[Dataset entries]
┄┄┄┄┄┄┄┄┄┄

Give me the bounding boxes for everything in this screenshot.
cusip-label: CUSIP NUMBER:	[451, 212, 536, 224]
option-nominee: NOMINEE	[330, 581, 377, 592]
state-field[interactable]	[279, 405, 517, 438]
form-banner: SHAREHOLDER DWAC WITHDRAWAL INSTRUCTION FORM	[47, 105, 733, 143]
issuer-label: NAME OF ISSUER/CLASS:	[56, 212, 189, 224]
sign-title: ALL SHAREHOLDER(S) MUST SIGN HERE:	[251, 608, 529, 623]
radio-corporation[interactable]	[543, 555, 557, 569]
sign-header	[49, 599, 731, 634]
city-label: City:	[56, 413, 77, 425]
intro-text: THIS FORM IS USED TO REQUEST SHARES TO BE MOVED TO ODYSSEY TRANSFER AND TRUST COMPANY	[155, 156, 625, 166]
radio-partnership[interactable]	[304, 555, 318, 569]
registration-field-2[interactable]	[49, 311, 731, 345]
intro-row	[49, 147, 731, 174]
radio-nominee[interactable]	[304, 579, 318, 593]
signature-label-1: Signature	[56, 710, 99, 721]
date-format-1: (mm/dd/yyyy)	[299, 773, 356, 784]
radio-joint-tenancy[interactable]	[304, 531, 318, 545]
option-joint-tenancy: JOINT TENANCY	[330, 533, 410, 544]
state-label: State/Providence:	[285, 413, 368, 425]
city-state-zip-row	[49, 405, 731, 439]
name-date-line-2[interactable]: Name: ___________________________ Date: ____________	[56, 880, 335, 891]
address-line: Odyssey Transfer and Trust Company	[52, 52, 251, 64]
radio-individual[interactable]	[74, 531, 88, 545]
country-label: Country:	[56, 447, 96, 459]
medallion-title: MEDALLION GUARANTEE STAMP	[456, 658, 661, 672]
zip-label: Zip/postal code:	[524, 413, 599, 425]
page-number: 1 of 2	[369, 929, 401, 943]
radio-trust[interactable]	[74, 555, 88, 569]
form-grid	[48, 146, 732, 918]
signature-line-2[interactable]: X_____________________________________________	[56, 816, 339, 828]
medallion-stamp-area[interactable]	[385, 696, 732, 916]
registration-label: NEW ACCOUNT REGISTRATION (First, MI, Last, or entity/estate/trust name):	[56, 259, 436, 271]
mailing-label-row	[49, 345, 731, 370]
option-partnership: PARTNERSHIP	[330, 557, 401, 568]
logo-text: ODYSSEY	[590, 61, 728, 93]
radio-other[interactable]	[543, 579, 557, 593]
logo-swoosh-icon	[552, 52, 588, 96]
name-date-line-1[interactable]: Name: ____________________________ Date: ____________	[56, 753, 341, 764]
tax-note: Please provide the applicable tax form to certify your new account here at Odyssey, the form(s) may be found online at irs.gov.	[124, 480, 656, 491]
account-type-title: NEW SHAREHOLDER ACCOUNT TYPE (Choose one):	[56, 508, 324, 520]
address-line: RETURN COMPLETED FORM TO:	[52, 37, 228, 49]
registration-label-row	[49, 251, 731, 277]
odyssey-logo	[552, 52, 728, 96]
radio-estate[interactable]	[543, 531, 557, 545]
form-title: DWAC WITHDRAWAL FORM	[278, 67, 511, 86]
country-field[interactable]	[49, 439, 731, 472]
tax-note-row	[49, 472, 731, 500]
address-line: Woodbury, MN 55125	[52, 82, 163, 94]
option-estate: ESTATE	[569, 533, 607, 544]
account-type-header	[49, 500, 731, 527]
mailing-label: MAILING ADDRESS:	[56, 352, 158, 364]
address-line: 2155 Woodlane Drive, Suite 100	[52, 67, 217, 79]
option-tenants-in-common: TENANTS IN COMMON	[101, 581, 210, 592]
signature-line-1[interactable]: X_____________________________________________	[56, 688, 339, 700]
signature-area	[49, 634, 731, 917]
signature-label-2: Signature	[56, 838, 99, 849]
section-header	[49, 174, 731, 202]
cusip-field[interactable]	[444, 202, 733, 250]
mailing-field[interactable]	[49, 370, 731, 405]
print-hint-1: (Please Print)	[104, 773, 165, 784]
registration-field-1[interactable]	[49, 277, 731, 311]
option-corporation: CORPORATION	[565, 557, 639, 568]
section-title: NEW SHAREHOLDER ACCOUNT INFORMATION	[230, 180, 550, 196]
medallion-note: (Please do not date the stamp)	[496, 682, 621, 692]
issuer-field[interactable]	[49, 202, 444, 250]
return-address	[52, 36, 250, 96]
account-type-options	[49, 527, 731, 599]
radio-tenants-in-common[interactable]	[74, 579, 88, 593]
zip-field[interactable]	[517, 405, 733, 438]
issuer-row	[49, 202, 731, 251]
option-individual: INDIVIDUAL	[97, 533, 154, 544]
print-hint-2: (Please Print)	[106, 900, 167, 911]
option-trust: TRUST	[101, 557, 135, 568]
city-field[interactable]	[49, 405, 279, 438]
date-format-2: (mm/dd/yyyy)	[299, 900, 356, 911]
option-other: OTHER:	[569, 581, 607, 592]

┄┄┄┄┄┄┄┄┄┄

**EXERCISE INSTRUCTIONS:** Reproduce the records word for word, from the first line through the line that contains "146, 732, 918]", including both of those lines.

**EXERCISE ANSWER:**
Give me the bounding boxes for everything in this screenshot.
cusip-label: CUSIP NUMBER:	[451, 212, 536, 224]
option-nominee: NOMINEE	[330, 581, 377, 592]
state-field[interactable]	[279, 405, 517, 438]
form-banner: SHAREHOLDER DWAC WITHDRAWAL INSTRUCTION FORM	[47, 105, 733, 143]
issuer-label: NAME OF ISSUER/CLASS:	[56, 212, 189, 224]
sign-title: ALL SHAREHOLDER(S) MUST SIGN HERE:	[251, 608, 529, 623]
radio-corporation[interactable]	[543, 555, 557, 569]
sign-header	[49, 599, 731, 634]
city-label: City:	[56, 413, 77, 425]
intro-text: THIS FORM IS USED TO REQUEST SHARES TO BE MOVED TO ODYSSEY TRANSFER AND TRUST COMPANY	[155, 156, 625, 166]
radio-partnership[interactable]	[304, 555, 318, 569]
registration-field-2[interactable]	[49, 311, 731, 345]
intro-row	[49, 147, 731, 174]
radio-nominee[interactable]	[304, 579, 318, 593]
signature-label-1: Signature	[56, 710, 99, 721]
date-format-1: (mm/dd/yyyy)	[299, 773, 356, 784]
radio-joint-tenancy[interactable]	[304, 531, 318, 545]
option-joint-tenancy: JOINT TENANCY	[330, 533, 410, 544]
state-label: State/Providence:	[285, 413, 368, 425]
city-state-zip-row	[49, 405, 731, 439]
name-date-line-2[interactable]: Name: ___________________________ Date: ____________	[56, 880, 335, 891]
address-line: Odyssey Transfer and Trust Company	[52, 52, 251, 64]
radio-individual[interactable]	[74, 531, 88, 545]
country-label: Country:	[56, 447, 96, 459]
medallion-title: MEDALLION GUARANTEE STAMP	[456, 658, 661, 672]
zip-label: Zip/postal code:	[524, 413, 599, 425]
page-number: 1 of 2	[369, 929, 401, 943]
radio-trust[interactable]	[74, 555, 88, 569]
form-grid	[48, 146, 732, 918]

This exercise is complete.